- **Exercise materials**
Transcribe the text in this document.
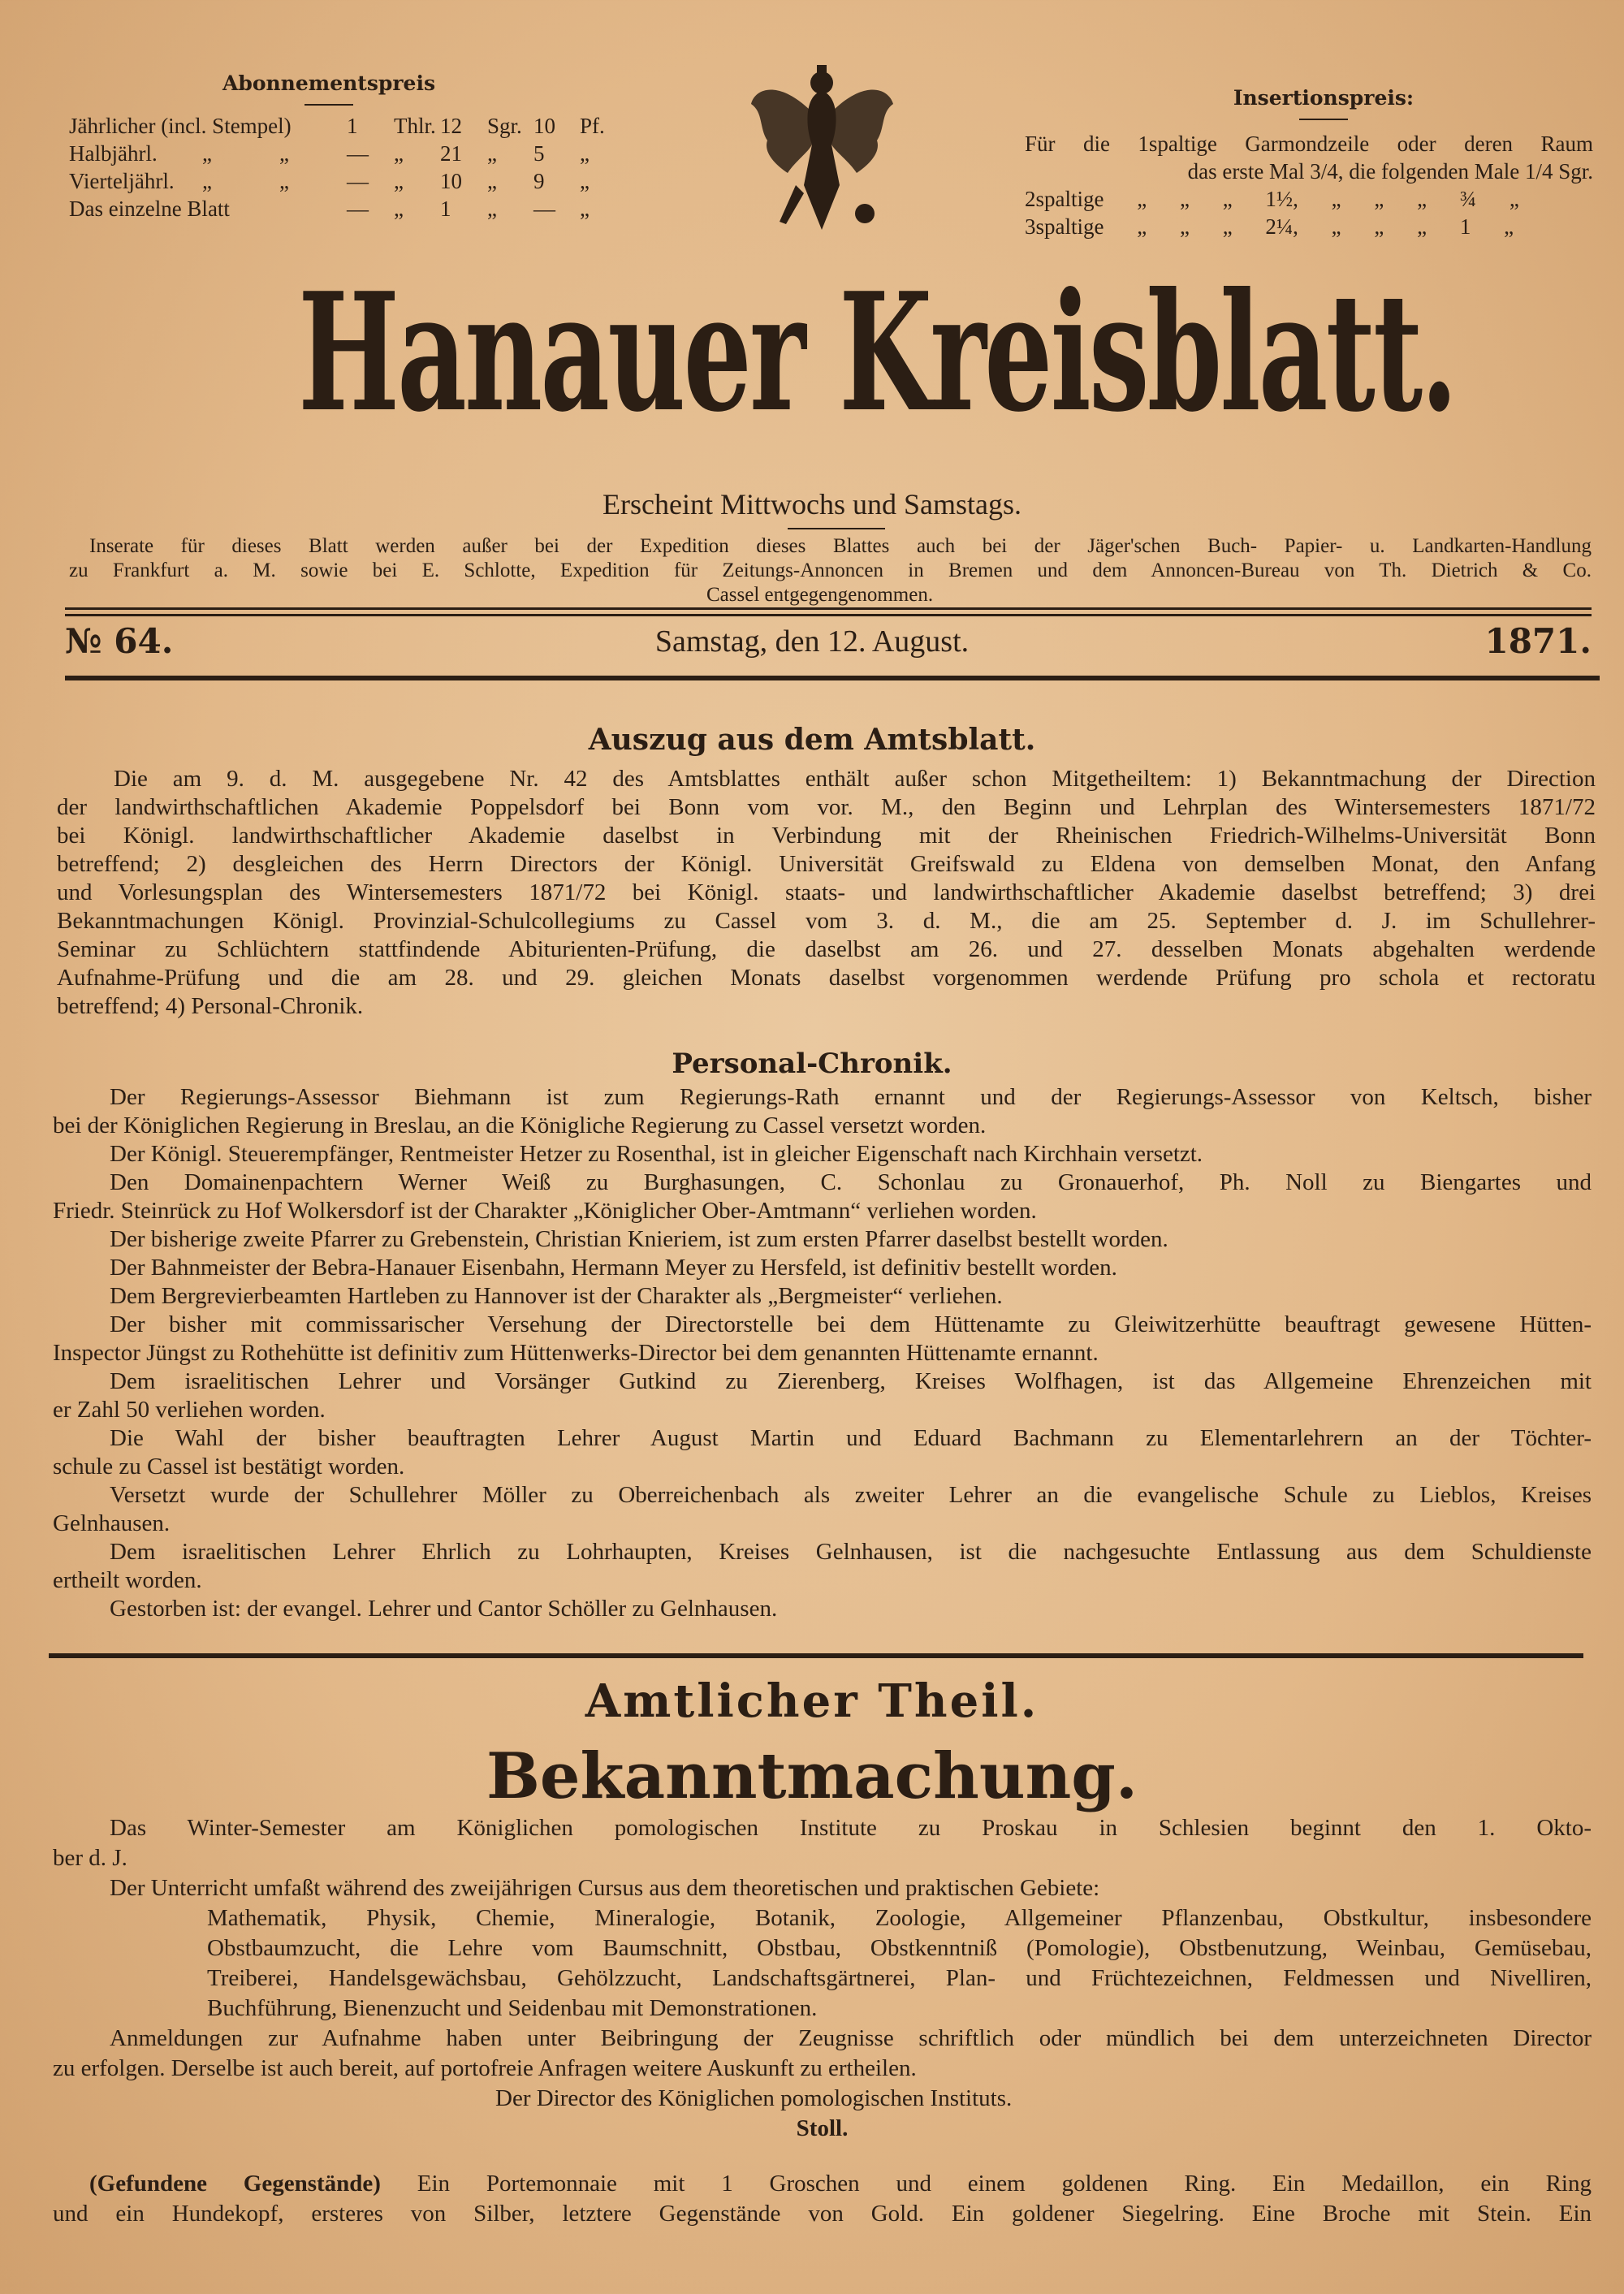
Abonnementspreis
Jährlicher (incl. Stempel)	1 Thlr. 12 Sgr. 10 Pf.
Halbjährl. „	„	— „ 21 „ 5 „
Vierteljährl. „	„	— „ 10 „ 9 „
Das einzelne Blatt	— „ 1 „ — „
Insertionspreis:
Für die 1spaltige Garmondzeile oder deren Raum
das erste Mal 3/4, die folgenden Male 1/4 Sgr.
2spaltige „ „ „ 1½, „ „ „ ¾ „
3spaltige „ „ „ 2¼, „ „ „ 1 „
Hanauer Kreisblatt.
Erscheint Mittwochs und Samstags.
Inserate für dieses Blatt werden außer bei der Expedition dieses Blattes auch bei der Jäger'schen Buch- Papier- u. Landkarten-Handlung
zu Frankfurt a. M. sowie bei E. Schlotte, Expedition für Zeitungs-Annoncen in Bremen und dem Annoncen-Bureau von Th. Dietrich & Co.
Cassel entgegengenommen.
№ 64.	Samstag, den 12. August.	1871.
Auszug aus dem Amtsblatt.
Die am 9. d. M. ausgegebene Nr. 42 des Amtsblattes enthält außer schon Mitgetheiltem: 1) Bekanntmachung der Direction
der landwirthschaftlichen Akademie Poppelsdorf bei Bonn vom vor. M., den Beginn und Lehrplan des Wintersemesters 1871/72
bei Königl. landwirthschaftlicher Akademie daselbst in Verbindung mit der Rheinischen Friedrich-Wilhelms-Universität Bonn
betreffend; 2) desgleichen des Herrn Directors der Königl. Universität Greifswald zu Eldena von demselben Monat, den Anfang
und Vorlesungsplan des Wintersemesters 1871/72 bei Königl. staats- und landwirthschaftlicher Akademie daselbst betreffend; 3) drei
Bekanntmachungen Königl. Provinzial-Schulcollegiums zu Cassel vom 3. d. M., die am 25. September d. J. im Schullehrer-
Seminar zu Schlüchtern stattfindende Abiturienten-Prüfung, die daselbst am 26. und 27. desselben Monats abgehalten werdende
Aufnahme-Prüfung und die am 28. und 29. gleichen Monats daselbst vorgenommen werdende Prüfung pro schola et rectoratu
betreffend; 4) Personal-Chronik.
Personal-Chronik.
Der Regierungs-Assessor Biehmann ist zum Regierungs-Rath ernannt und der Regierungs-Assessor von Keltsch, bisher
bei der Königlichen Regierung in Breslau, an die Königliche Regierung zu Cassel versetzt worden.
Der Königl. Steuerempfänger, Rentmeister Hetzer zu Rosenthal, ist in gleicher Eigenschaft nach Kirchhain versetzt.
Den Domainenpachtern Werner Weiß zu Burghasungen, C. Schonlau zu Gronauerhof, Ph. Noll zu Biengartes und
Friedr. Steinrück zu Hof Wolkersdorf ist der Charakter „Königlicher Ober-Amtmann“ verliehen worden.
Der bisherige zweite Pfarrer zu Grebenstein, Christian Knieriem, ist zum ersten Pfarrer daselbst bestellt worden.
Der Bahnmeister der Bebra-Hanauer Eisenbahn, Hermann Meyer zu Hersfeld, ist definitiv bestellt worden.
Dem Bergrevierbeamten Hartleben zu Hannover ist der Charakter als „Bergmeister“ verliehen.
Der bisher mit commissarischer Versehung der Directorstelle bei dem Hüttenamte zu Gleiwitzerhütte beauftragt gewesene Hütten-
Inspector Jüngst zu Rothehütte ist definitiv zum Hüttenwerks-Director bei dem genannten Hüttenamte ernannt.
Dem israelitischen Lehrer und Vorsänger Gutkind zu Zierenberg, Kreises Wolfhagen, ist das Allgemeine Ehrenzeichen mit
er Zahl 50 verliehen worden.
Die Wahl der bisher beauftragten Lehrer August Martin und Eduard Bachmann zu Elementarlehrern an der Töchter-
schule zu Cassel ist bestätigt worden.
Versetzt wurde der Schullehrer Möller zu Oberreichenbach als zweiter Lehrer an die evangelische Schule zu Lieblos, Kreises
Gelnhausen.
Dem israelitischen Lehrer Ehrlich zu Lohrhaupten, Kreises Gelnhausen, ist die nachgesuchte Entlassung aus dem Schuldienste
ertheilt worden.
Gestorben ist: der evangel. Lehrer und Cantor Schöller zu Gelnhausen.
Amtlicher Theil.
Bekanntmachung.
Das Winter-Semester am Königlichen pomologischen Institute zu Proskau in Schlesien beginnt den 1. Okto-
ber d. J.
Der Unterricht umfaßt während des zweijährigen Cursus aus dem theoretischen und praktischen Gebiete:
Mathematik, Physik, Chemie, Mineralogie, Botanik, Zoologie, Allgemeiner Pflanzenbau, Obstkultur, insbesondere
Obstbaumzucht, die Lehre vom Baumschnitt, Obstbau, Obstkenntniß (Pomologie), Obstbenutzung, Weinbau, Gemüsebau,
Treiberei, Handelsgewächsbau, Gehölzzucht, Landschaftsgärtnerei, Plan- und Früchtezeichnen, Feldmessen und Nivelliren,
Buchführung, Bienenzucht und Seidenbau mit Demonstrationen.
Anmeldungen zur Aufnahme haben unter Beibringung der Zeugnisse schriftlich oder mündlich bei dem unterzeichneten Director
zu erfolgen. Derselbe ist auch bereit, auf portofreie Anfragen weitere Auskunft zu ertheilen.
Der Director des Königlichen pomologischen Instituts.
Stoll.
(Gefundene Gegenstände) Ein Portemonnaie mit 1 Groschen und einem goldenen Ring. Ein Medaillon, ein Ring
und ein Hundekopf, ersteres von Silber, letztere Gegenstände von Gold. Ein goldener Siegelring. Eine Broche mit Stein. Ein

- **Instructions for the task**
I would like the data copied exactly as it stands, with no pictures included.

- **Solved exercise**
Transcribe the text in this document.
Abonnementspreis
Jährlicher (incl. Stempel)	1 Thlr. 12 Sgr. 10 Pf.
Halbjährl. „	„	— „ 21 „ 5 „
Vierteljährl. „	„	— „ 10 „ 9 „
Das einzelne Blatt	— „ 1 „ — „
Insertionspreis:
Für die 1spaltige Garmondzeile oder deren Raum
das erste Mal 3/4, die folgenden Male 1/4 Sgr.
2spaltige „ „ „ 1½, „ „ „ ¾ „
3spaltige „ „ „ 2¼, „ „ „ 1 „
Hanauer Kreisblatt.
Erscheint Mittwochs und Samstags.
Inserate für dieses Blatt werden außer bei der Expedition dieses Blattes auch bei der Jäger'schen Buch- Papier- u. Landkarten-Handlung
zu Frankfurt a. M. sowie bei E. Schlotte, Expedition für Zeitungs-Annoncen in Bremen und dem Annoncen-Bureau von Th. Dietrich & Co.
Cassel entgegengenommen.
№ 64.	Samstag, den 12. August.	1871.
Auszug aus dem Amtsblatt.
Die am 9. d. M. ausgegebene Nr. 42 des Amtsblattes enthält außer schon Mitgetheiltem: 1) Bekanntmachung der Direction
der landwirthschaftlichen Akademie Poppelsdorf bei Bonn vom vor. M., den Beginn und Lehrplan des Wintersemesters 1871/72
bei Königl. landwirthschaftlicher Akademie daselbst in Verbindung mit der Rheinischen Friedrich-Wilhelms-Universität Bonn
betreffend; 2) desgleichen des Herrn Directors der Königl. Universität Greifswald zu Eldena von demselben Monat, den Anfang
und Vorlesungsplan des Wintersemesters 1871/72 bei Königl. staats- und landwirthschaftlicher Akademie daselbst betreffend; 3) drei
Bekanntmachungen Königl. Provinzial-Schulcollegiums zu Cassel vom 3. d. M., die am 25. September d. J. im Schullehrer-
Seminar zu Schlüchtern stattfindende Abiturienten-Prüfung, die daselbst am 26. und 27. desselben Monats abgehalten werdende
Aufnahme-Prüfung und die am 28. und 29. gleichen Monats daselbst vorgenommen werdende Prüfung pro schola et rectoratu
betreffend; 4) Personal-Chronik.
Personal-Chronik.
Der Regierungs-Assessor Biehmann ist zum Regierungs-Rath ernannt und der Regierungs-Assessor von Keltsch, bisher
bei der Königlichen Regierung in Breslau, an die Königliche Regierung zu Cassel versetzt worden.
Der Königl. Steuerempfänger, Rentmeister Hetzer zu Rosenthal, ist in gleicher Eigenschaft nach Kirchhain versetzt.
Den Domainenpachtern Werner Weiß zu Burghasungen, C. Schonlau zu Gronauerhof, Ph. Noll zu Biengartes und
Friedr. Steinrück zu Hof Wolkersdorf ist der Charakter „Königlicher Ober-Amtmann“ verliehen worden.
Der bisherige zweite Pfarrer zu Grebenstein, Christian Knieriem, ist zum ersten Pfarrer daselbst bestellt worden.
Der Bahnmeister der Bebra-Hanauer Eisenbahn, Hermann Meyer zu Hersfeld, ist definitiv bestellt worden.
Dem Bergrevierbeamten Hartleben zu Hannover ist der Charakter als „Bergmeister“ verliehen.
Der bisher mit commissarischer Versehung der Directorstelle bei dem Hüttenamte zu Gleiwitzerhütte beauftragt gewesene Hütten-
Inspector Jüngst zu Rothehütte ist definitiv zum Hüttenwerks-Director bei dem genannten Hüttenamte ernannt.
Dem israelitischen Lehrer und Vorsänger Gutkind zu Zierenberg, Kreises Wolfhagen, ist das Allgemeine Ehrenzeichen mit
er Zahl 50 verliehen worden.
Die Wahl der bisher beauftragten Lehrer August Martin und Eduard Bachmann zu Elementarlehrern an der Töchter-
schule zu Cassel ist bestätigt worden.
Versetzt wurde der Schullehrer Möller zu Oberreichenbach als zweiter Lehrer an die evangelische Schule zu Lieblos, Kreises
Gelnhausen.
Dem israelitischen Lehrer Ehrlich zu Lohrhaupten, Kreises Gelnhausen, ist die nachgesuchte Entlassung aus dem Schuldienste
ertheilt worden.
Gestorben ist: der evangel. Lehrer und Cantor Schöller zu Gelnhausen.
Amtlicher Theil.
Bekanntmachung.
Das Winter-Semester am Königlichen pomologischen Institute zu Proskau in Schlesien beginnt den 1. Okto-
ber d. J.
Der Unterricht umfaßt während des zweijährigen Cursus aus dem theoretischen und praktischen Gebiete:
Mathematik, Physik, Chemie, Mineralogie, Botanik, Zoologie, Allgemeiner Pflanzenbau, Obstkultur, insbesondere
Obstbaumzucht, die Lehre vom Baumschnitt, Obstbau, Obstkenntniß (Pomologie), Obstbenutzung, Weinbau, Gemüsebau,
Treiberei, Handelsgewächsbau, Gehölzzucht, Landschaftsgärtnerei, Plan- und Früchtezeichnen, Feldmessen und Nivelliren,
Buchführung, Bienenzucht und Seidenbau mit Demonstrationen.
Anmeldungen zur Aufnahme haben unter Beibringung der Zeugnisse schriftlich oder mündlich bei dem unterzeichneten Director
zu erfolgen. Derselbe ist auch bereit, auf portofreie Anfragen weitere Auskunft zu ertheilen.
Der Director des Königlichen pomologischen Instituts.
Stoll.
(Gefundene Gegenstände) Ein Portemonnaie mit 1 Groschen und einem goldenen Ring. Ein Medaillon, ein Ring
und ein Hundekopf, ersteres von Silber, letztere Gegenstände von Gold. Ein goldener Siegelring. Eine Broche mit Stein. Ein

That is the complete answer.